▶ **STATED EXERCISE**:
Copy each line of the entries that contains the word "title".

▶ **THE RECORDS**:

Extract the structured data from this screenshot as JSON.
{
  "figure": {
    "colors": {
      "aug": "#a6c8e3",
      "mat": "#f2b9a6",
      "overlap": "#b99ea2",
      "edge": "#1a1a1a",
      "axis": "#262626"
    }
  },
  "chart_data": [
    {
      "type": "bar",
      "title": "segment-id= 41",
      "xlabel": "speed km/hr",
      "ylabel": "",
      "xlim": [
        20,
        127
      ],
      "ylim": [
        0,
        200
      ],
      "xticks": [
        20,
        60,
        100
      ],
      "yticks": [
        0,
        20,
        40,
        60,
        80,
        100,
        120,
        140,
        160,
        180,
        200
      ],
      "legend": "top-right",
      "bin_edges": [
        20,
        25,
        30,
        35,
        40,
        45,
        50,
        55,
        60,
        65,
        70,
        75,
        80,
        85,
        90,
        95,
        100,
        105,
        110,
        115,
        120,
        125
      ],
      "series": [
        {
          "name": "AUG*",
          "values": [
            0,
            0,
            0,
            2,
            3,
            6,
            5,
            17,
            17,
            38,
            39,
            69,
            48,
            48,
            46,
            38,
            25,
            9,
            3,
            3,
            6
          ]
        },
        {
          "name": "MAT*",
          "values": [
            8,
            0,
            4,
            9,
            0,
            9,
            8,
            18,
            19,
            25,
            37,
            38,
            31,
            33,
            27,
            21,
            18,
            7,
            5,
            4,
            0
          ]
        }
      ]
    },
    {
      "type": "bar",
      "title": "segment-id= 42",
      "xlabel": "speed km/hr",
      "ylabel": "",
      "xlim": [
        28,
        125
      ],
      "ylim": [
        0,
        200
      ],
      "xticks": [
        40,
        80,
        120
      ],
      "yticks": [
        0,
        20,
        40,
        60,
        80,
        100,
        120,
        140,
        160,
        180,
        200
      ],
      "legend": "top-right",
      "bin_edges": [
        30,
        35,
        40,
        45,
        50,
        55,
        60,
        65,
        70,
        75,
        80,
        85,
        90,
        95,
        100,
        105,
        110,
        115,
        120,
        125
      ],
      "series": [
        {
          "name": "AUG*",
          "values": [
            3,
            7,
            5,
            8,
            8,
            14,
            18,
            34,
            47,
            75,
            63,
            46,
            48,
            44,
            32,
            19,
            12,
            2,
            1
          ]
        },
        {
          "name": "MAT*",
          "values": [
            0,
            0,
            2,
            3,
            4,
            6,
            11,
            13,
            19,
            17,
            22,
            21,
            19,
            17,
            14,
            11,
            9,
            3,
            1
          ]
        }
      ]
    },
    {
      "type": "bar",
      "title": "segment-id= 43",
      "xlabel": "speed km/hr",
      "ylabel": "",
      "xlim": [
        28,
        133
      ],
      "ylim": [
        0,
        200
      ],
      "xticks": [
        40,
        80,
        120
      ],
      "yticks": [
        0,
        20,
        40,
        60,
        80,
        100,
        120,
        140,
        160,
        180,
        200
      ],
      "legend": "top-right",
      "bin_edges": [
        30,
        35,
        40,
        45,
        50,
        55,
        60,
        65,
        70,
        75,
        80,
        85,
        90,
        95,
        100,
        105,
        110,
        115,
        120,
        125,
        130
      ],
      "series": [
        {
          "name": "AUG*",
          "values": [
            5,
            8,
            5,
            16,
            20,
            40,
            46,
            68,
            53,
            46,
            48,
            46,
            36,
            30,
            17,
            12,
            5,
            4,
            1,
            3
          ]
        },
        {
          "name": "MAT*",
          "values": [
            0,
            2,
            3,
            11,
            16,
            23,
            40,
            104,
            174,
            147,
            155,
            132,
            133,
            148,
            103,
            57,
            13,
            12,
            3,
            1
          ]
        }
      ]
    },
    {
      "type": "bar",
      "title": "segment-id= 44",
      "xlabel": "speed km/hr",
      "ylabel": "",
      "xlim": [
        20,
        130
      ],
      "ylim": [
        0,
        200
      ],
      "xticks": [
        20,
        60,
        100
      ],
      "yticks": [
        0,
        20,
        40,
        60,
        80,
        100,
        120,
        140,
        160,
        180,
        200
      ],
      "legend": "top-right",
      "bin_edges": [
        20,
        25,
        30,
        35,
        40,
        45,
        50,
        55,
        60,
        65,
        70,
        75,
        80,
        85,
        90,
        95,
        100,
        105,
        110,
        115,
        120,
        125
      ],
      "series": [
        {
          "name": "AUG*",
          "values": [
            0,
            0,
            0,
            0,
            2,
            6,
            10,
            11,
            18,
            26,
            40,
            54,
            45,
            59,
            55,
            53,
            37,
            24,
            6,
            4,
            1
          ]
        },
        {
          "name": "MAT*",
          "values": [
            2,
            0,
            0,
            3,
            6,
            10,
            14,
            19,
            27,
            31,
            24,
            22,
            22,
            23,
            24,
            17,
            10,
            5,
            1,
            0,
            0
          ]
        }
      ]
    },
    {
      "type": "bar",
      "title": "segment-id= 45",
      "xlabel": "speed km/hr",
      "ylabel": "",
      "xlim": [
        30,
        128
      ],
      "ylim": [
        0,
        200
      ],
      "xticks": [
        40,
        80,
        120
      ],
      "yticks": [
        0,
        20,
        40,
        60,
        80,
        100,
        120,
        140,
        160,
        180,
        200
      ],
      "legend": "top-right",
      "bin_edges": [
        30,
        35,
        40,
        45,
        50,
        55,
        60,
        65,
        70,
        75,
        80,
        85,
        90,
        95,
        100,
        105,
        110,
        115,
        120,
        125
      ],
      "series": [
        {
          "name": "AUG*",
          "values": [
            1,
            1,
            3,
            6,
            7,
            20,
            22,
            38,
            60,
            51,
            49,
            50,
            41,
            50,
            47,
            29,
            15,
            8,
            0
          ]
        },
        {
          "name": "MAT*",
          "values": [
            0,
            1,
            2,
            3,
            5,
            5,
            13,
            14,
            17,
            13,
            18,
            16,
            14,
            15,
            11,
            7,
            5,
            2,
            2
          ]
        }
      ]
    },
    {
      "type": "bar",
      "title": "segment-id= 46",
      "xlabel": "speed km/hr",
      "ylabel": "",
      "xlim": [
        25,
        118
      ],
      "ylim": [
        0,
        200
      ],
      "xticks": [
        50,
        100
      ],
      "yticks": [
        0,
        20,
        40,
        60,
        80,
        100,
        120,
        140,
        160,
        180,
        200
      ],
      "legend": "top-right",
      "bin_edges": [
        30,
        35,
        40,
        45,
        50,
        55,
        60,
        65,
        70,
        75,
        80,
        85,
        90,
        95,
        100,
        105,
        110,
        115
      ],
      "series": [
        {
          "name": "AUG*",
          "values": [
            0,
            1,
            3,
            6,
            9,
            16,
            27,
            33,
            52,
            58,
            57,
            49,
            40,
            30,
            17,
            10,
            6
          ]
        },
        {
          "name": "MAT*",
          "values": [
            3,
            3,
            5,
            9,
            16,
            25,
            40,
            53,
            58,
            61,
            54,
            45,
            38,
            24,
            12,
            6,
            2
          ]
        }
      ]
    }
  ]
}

▶ **RESPONSE TO THE EXERCISE**:
      "title": "segment-id= 41",
      "title": "segment-id= 42",
      "title": "segment-id= 43",
      "title": "segment-id= 44",
      "title": "segment-id= 45",
      "title": "segment-id= 46",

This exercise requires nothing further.